● Page excerpt
· · · · ·

2020 jolted the company with a tremendous 28 percent year-on-year drop in topline depicting a 1.3 percent year-on-year drop in volumes and 24 percent year-on-year drop in cement prices. Cement prices dropped in the 4QFY20, however, couldn’t aid the margins much. The company registered a gross loss margin of 0.2 percent in 2020. The company left no stone unturned to keep its operating expenses in check; however, with a 44 percent year-on-year drop in other income, KOHC posted an operating loss of Rs147 million. Despite low discount rate during the year, the finance cost enlarged by over 700 percent owing to long-term financing obtained during the year for the completion of its new cement line. The company registered a net loss margin of 3.9 percent in 2020.
The losses made in 2020 proved to be ephemeral as 2021 recompensed KOHC for what it lost in the previous year. The topline boasted a 113 percent year-on-year growth backed by 69.3 percent year-on-year growth in off-take. The growth was propelled by government initiatives for the real-estate sector including low-cost housing projects and subsidized house financing along with CPEC related activities during the year. Improved selling prices during the year proved to be cherry on top boosting KOHC’s GP margin to 25 percent during 2021. KOHC took optimum benefit of the increased market demand as its new production line was fully operational in 2021. Other expense massively grew during the year mainly owing to WPPF and WWF expense due to high profitability. High interest rates paved the way for finance cost to grow by 26 percent year-on-year, yet thrilling sales revenue absorbed all the expenses and resulted into an NP margin of 14.5 percent. The margins of the company, although rebounded after a terrible dip in 2020, however, still couldn’t match the level seen by the company in 2018.

· · · · ·

● Written task
Transcribe the passage on KOHC's results word for word, starting at "2020 jolted the" and ending at "3.9 percent in 2020.". The material that comes next has no connection to the passage on KOHC's 2020 and 2021 results.

● Stored data
· · · · ·

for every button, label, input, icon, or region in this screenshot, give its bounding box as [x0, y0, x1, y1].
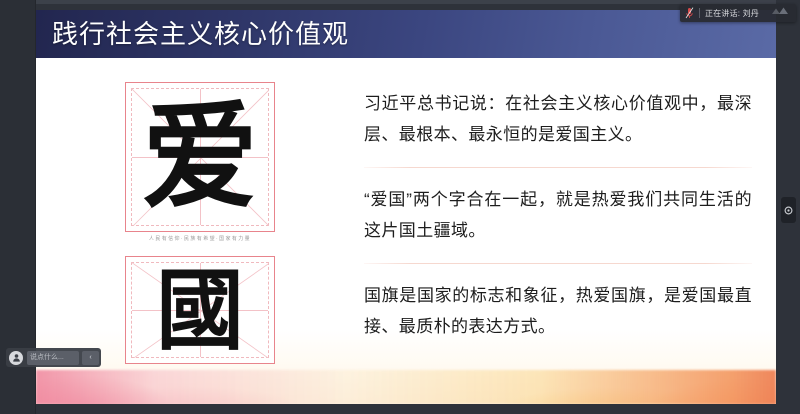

· · · · ·

● Worked answer
2020 jolted the company with a tremendous 28 percent year-on-year drop in topline depicting a 1.3 percent year-on-year drop in volumes and 24 percent year-on-year drop in cement prices. Cement prices dropped in the 4QFY20, however, couldn’t aid the margins much. The company registered a gross loss margin of 0.2 percent in 2020. The company left no stone unturned to keep its operating expenses in check; however, with a 44 percent year-on-year drop in other income, KOHC posted an operating loss of Rs147 million. Despite low discount rate during the year, the finance cost enlarged by over 700 percent owing to long-term financing obtained during the year for the completion of its new cement line. The company registered a net loss margin of 3.9 percent in 2020.